[Part of a data file]
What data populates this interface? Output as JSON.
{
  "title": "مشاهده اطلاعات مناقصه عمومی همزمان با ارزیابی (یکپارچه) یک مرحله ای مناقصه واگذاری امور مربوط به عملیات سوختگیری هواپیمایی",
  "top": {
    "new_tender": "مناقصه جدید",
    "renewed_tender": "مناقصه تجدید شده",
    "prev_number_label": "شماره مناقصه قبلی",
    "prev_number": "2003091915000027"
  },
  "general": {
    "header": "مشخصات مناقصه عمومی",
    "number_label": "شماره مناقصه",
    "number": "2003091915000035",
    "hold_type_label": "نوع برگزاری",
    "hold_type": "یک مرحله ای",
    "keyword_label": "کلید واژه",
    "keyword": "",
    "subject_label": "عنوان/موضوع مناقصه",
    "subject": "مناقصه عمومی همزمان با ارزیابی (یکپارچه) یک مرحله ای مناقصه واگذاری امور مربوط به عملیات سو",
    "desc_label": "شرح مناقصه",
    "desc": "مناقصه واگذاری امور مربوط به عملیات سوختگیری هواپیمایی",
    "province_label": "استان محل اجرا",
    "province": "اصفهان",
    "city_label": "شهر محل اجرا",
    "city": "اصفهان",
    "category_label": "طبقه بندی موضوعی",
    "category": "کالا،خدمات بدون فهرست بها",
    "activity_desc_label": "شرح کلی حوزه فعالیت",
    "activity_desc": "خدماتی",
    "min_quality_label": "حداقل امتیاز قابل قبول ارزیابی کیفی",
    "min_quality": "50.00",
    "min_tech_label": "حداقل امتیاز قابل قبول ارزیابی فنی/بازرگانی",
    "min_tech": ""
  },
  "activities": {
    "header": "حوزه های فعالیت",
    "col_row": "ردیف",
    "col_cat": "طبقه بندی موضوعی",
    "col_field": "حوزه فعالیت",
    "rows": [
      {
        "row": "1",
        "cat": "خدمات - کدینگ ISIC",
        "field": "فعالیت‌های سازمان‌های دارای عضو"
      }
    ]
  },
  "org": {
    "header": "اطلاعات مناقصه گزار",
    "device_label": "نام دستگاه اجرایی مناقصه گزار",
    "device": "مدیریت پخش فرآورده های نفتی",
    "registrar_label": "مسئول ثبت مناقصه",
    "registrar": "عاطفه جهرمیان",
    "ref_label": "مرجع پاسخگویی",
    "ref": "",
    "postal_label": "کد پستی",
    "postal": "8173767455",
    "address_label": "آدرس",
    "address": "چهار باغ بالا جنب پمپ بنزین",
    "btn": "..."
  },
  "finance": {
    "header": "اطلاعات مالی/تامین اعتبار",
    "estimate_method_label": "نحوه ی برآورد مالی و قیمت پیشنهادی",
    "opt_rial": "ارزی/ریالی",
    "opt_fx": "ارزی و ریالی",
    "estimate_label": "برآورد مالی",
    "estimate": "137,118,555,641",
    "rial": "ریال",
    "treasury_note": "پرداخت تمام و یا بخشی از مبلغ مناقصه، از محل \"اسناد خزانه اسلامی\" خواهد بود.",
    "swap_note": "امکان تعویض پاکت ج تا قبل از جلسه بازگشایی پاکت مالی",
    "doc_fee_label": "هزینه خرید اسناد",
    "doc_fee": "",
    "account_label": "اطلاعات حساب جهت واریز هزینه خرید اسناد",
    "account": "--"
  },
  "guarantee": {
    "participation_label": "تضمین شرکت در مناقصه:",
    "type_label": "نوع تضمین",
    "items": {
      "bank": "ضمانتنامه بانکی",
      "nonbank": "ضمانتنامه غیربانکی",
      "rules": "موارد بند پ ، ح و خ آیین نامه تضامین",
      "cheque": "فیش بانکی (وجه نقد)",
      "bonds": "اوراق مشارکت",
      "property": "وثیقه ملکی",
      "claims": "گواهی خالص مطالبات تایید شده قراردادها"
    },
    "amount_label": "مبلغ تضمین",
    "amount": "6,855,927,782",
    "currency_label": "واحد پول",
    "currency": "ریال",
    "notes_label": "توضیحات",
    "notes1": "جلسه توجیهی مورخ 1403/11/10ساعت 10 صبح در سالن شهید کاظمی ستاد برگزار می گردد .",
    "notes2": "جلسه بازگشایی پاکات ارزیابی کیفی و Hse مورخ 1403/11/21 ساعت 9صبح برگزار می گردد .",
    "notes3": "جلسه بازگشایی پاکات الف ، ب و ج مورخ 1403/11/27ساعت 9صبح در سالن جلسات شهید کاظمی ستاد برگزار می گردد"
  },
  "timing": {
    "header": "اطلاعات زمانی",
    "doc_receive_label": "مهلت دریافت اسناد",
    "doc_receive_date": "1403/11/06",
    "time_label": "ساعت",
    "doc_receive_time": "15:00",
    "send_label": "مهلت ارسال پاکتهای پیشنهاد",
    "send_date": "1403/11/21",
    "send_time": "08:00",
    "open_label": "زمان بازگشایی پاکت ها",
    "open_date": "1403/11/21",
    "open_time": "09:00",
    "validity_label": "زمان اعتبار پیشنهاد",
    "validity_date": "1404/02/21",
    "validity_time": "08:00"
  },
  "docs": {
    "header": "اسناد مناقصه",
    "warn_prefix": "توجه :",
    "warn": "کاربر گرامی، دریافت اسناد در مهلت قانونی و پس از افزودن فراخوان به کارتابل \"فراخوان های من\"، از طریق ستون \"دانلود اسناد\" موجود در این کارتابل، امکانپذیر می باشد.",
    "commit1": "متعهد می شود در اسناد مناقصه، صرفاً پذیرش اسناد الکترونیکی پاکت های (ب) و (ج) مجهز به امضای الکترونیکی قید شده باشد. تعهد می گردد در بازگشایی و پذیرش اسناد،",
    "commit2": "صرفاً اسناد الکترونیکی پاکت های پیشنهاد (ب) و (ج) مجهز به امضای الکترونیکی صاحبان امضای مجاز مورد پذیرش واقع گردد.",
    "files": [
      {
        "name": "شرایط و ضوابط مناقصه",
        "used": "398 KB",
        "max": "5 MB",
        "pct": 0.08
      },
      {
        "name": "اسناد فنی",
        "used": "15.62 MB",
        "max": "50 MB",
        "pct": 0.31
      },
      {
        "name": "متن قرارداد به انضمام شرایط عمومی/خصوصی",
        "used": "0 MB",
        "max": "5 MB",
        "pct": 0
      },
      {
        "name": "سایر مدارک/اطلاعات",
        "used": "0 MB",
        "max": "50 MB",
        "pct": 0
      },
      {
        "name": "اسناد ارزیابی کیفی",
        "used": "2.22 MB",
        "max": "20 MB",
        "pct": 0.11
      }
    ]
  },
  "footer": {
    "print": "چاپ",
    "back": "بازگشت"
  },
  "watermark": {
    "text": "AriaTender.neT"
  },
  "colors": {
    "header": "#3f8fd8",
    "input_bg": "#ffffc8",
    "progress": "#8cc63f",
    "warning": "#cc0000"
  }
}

---

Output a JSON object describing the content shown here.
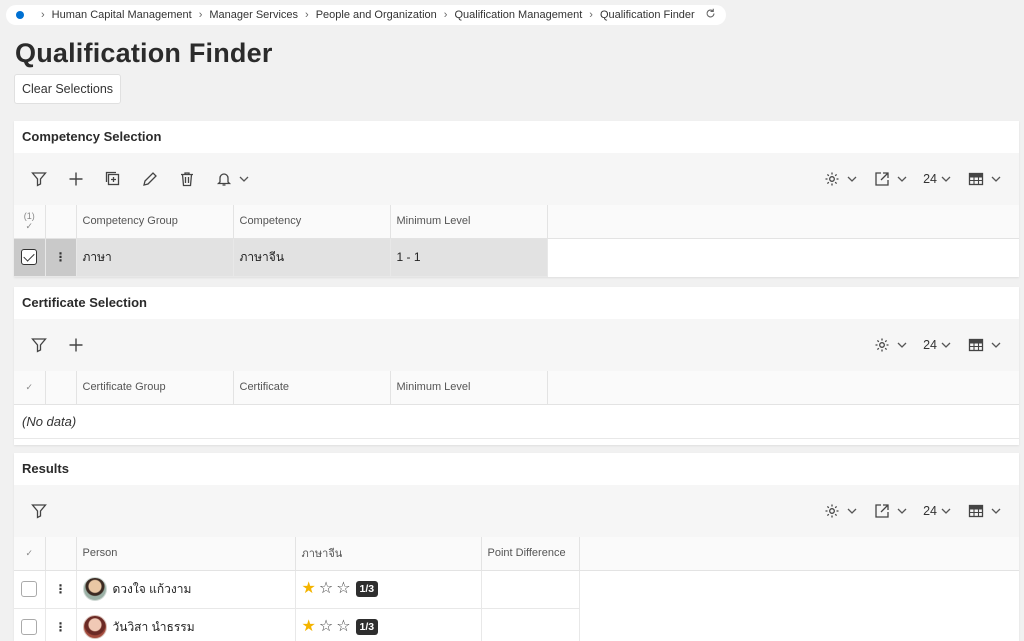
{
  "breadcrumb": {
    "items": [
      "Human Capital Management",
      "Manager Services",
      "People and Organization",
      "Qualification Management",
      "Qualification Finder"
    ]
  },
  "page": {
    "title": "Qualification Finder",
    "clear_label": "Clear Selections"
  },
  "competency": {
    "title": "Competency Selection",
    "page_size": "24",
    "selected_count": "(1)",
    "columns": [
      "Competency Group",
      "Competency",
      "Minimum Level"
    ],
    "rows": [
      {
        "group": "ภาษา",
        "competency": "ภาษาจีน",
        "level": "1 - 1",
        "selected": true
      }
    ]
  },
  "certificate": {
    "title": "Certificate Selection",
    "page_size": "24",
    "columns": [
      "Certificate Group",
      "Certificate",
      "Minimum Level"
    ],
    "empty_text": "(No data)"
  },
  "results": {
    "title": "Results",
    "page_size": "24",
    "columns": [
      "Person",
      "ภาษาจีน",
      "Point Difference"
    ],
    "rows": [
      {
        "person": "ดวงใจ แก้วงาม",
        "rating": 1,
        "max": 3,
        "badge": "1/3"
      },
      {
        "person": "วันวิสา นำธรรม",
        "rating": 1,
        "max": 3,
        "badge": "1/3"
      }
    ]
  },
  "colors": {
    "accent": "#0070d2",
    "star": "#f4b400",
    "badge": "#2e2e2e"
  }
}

...

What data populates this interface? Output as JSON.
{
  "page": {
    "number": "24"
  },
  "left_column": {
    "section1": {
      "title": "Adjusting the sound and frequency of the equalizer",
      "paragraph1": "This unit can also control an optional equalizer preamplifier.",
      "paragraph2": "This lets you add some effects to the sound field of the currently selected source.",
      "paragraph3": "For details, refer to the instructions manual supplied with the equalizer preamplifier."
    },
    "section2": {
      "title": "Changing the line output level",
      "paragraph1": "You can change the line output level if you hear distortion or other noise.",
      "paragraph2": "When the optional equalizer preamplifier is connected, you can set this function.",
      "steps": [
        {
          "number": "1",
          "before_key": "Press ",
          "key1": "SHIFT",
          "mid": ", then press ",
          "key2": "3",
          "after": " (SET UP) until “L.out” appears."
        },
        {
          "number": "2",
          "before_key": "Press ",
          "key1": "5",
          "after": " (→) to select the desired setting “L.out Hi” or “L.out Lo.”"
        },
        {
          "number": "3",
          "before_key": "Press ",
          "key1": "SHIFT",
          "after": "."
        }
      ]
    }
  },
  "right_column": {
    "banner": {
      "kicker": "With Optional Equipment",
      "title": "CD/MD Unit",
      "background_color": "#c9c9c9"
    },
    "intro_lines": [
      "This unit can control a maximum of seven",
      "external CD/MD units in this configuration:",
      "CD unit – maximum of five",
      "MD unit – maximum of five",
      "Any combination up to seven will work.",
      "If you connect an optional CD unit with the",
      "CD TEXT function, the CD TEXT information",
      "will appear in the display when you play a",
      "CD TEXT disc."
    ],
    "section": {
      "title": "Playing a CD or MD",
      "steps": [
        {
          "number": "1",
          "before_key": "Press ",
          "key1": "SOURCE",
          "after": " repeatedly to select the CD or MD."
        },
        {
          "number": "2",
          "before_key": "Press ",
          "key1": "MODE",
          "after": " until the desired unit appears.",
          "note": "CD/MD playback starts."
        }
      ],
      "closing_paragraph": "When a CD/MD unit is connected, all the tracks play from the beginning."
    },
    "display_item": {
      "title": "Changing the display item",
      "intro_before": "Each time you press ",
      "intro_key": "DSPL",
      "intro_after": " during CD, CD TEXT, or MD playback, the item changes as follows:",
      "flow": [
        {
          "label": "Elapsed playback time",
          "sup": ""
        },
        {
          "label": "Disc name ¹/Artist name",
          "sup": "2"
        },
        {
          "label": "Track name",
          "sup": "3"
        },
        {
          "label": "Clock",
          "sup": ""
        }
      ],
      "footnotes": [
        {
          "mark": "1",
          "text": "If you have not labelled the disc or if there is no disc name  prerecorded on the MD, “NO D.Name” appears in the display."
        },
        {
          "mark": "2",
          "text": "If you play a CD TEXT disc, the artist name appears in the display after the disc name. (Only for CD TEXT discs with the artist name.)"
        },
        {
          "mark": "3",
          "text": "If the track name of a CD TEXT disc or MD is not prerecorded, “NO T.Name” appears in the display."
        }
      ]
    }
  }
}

-- Task to complete --
Give the count of lines that hold the word "واگذاری", with nothing added.

-- Solution for this exercise --
3